═════ MATERIAL PROVIDED

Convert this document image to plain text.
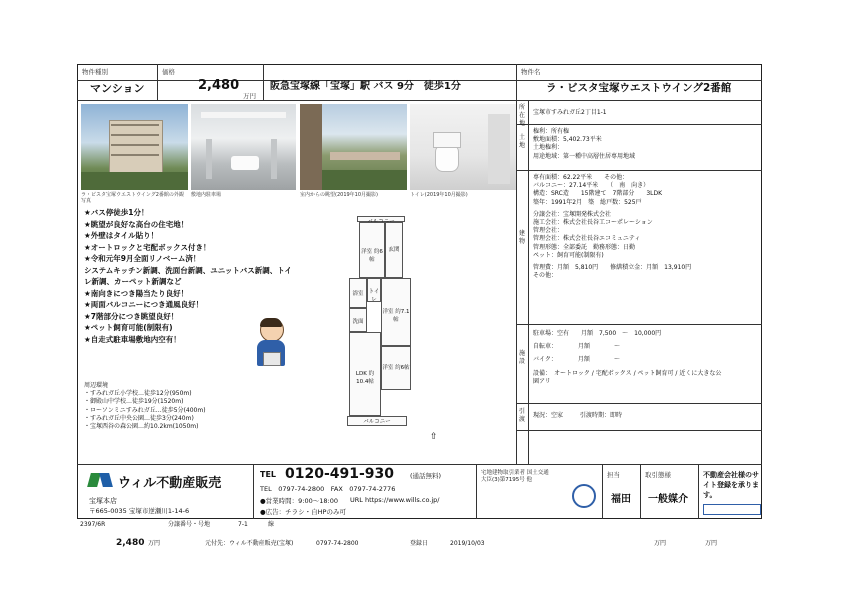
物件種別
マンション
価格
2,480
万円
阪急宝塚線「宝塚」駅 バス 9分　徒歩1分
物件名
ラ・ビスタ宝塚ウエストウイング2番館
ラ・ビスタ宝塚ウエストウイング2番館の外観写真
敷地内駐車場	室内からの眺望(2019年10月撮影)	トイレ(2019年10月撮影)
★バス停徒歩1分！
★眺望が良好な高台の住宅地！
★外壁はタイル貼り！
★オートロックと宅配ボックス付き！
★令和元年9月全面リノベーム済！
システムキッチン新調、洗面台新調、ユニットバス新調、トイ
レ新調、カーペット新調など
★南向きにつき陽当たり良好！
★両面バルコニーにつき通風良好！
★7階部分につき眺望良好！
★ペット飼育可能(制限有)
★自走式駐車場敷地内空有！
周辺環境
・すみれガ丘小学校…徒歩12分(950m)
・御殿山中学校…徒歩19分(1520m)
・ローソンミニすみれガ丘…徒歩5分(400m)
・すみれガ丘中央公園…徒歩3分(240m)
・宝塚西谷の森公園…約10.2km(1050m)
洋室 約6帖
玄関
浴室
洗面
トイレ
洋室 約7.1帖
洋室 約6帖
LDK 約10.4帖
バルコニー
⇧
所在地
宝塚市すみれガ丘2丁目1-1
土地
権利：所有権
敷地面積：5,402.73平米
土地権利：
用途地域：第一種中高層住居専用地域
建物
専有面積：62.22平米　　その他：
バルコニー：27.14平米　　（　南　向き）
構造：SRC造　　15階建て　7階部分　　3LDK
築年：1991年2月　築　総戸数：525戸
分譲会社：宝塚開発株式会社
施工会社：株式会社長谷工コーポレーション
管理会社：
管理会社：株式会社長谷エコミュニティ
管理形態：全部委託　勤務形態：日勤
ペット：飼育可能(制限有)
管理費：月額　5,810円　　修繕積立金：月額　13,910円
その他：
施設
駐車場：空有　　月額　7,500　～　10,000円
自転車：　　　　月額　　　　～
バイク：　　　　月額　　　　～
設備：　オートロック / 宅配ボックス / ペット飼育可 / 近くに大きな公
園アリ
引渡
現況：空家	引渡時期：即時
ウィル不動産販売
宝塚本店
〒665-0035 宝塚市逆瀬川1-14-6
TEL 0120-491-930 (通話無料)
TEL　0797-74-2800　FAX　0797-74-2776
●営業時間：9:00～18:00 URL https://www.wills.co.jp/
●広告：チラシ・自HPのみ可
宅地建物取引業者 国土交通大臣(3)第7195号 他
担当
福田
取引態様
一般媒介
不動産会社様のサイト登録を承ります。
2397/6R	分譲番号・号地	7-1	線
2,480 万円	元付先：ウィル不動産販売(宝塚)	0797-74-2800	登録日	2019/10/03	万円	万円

══════════

◆ YOUR OBJECTIVE ◆
Find the number of lines in which the word "ウィル不動産販売" occurs, and write nothing but that number.

◆ EXPECTED OUTPUT ◆
2